┌──

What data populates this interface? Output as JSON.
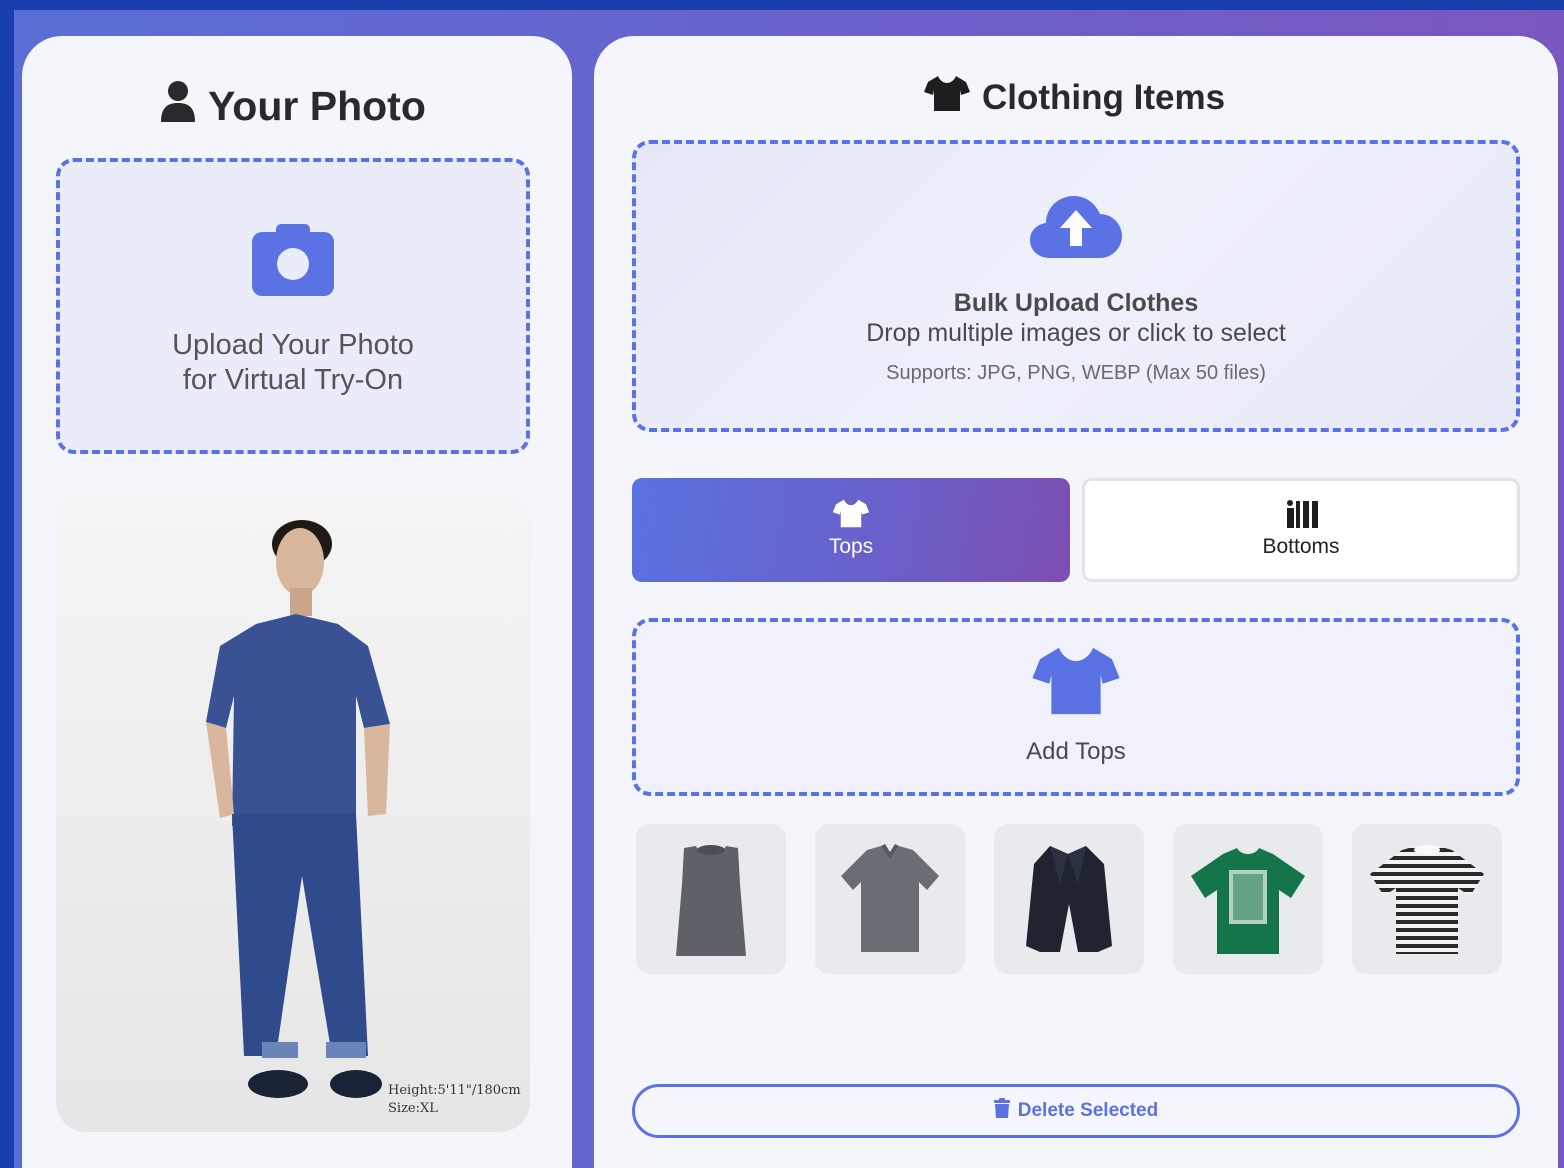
{
  "left_panel": {
    "title": "Your Photo",
    "upload_line1": "Upload Your Photo",
    "upload_line2": "for Virtual Try-On",
    "photo_caption_height": "Height:5'11\"/180cm",
    "photo_caption_size": "Size:XL"
  },
  "right_panel": {
    "title": "Clothing Items",
    "bulk_title": "Bulk Upload Clothes",
    "bulk_subtitle": "Drop multiple images or click to select",
    "bulk_note": "Supports: JPG, PNG, WEBP (Max 50 files)",
    "tabs": [
      {
        "label": "Tops",
        "icon": "tshirt-icon",
        "active": true
      },
      {
        "label": "Bottoms",
        "icon": "bottoms-icon",
        "active": false
      }
    ],
    "add_label": "Add Tops",
    "thumbnails": [
      {
        "item": "gray-sleeveless-top"
      },
      {
        "item": "gray-polo-shirt"
      },
      {
        "item": "navy-blazer"
      },
      {
        "item": "green-graphic-tee"
      },
      {
        "item": "striped-tee"
      }
    ],
    "delete_label": "Delete Selected"
  },
  "colors": {
    "accent": "#5b72e4",
    "background": "#1c3fb0",
    "panel": "#f5f6fb"
  }
}
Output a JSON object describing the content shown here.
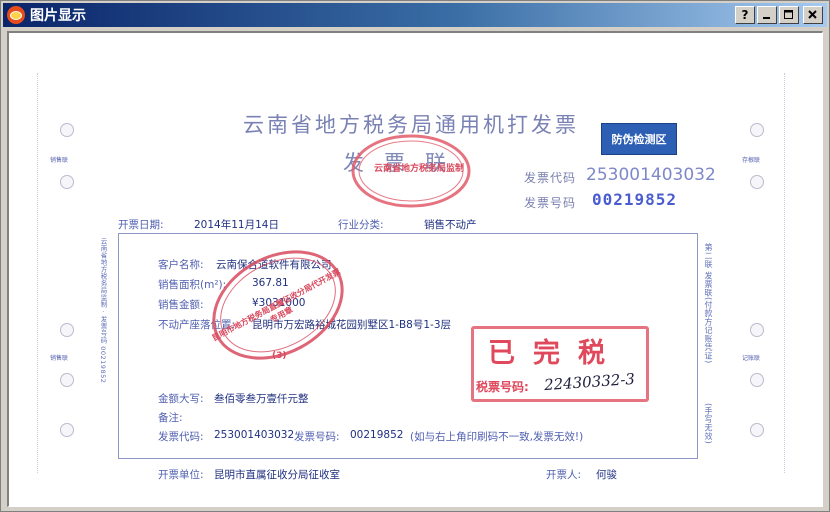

└──

▸ **Instructions for the task**: Consider the entries above and return each line with the string "Your".

▸ **The answer**:
    "title": "Your Photo",
    "upload_line1": "Upload Your Photo",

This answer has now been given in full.